■ **Stored data**:
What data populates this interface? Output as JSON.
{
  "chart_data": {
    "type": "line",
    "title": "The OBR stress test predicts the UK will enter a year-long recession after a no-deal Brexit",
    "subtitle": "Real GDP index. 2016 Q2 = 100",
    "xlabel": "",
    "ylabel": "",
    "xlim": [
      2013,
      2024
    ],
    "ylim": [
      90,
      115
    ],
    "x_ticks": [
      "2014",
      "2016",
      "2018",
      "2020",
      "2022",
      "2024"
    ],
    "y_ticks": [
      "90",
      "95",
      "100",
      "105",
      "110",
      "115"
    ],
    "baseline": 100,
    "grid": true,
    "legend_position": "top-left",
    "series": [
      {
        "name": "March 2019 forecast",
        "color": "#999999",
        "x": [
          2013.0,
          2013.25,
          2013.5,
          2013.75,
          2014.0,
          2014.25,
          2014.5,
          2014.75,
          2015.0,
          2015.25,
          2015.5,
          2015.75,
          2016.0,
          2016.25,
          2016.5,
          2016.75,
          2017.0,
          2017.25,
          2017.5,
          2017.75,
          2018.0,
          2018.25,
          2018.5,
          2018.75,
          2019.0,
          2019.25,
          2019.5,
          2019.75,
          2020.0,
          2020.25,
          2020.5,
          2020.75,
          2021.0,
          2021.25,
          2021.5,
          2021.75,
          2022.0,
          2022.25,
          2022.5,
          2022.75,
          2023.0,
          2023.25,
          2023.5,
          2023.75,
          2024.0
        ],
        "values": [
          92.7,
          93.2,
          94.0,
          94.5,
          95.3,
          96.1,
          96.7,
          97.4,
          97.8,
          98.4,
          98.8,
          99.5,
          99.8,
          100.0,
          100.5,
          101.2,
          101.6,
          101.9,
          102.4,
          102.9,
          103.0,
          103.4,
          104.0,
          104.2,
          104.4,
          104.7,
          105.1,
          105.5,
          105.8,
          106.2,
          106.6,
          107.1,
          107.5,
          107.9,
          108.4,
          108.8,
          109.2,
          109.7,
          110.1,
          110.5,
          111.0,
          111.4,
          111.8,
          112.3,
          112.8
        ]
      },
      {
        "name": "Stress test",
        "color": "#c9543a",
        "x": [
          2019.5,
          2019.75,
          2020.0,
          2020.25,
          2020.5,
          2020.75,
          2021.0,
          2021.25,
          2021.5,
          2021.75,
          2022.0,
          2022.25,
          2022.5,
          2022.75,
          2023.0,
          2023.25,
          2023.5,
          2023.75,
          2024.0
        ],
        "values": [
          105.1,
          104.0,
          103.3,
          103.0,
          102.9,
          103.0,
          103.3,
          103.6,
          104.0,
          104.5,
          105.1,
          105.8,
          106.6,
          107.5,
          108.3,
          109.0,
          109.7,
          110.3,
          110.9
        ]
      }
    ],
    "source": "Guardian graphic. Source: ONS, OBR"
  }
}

■ **Aim**: Search the records above for the string "name". Copy every line that contains it.

■ **Answer in full**:
        "name": "March 2019 forecast",
        "name": "Stress test",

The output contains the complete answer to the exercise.